THE REQUEST
Take every line from the material that has the word "name" in it.

AVAILABLE RECORDS
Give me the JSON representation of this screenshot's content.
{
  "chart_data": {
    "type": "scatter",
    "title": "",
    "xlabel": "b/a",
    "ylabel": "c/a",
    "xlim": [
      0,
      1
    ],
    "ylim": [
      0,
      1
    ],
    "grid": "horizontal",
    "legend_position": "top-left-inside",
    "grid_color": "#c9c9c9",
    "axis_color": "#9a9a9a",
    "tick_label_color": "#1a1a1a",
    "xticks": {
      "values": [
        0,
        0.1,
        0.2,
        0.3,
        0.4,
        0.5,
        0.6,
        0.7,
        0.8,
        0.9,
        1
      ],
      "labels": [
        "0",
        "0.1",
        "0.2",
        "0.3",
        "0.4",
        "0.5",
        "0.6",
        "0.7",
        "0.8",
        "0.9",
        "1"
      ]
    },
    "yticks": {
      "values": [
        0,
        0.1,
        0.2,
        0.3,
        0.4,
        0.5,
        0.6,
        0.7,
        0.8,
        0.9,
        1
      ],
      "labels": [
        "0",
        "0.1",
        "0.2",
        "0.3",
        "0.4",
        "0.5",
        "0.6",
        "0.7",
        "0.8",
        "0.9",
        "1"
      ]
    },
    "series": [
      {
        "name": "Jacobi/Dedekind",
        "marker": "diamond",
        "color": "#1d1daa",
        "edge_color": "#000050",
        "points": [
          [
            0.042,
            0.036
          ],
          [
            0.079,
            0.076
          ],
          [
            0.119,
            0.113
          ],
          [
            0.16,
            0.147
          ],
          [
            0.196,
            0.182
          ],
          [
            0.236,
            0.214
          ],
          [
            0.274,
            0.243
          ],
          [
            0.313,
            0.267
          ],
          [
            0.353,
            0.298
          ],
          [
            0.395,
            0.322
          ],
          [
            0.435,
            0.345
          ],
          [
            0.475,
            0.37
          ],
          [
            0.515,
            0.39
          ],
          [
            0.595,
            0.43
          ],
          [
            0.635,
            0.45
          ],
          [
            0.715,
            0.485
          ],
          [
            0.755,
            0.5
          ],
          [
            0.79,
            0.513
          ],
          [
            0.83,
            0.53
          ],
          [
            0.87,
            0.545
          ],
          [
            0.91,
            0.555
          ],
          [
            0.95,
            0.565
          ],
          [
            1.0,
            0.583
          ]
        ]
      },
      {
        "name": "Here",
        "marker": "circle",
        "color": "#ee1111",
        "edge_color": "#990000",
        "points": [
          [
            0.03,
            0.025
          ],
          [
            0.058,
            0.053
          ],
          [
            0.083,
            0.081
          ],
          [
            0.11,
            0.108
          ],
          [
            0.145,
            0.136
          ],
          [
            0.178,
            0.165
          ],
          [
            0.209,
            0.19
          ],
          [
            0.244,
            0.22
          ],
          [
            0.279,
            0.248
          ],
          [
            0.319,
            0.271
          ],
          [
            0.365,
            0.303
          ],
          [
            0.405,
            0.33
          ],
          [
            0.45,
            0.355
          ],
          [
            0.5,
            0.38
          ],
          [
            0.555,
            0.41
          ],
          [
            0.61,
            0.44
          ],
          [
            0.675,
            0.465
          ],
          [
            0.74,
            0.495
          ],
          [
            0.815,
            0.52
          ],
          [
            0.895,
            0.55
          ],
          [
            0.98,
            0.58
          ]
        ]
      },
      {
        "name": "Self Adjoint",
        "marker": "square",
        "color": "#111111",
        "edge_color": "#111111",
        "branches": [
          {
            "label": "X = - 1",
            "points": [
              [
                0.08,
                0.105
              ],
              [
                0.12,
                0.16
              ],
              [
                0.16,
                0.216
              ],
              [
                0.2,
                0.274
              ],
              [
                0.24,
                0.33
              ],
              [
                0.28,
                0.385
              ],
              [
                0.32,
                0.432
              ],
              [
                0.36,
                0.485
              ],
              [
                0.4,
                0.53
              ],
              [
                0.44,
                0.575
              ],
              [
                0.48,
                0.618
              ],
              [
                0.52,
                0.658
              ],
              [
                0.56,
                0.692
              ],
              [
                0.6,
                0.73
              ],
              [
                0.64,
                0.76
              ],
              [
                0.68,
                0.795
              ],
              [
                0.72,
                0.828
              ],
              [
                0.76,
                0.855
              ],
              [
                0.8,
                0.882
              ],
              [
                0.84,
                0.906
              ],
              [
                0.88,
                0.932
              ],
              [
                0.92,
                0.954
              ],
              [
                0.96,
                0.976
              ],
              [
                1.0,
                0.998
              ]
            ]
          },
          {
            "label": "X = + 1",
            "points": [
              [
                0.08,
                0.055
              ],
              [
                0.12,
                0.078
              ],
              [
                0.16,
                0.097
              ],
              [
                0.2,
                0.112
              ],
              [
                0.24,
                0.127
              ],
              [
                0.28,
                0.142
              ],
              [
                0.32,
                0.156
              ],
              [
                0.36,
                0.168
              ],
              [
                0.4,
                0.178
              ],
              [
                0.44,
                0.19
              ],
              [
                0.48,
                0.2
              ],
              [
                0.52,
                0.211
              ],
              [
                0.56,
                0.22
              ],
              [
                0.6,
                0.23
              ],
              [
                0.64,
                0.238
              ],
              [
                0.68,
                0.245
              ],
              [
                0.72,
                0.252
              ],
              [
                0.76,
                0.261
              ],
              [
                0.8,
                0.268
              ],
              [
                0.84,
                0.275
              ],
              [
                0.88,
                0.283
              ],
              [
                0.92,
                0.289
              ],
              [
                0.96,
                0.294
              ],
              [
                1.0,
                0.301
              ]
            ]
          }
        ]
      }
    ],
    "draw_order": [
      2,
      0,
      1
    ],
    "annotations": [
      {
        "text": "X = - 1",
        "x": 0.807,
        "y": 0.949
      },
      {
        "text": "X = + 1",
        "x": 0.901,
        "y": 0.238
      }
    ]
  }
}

SOLUTION FOR THIS PROBLEM
        "name": "Jacobi/Dedekind",
        "name": "Here",
        "name": "Self Adjoint",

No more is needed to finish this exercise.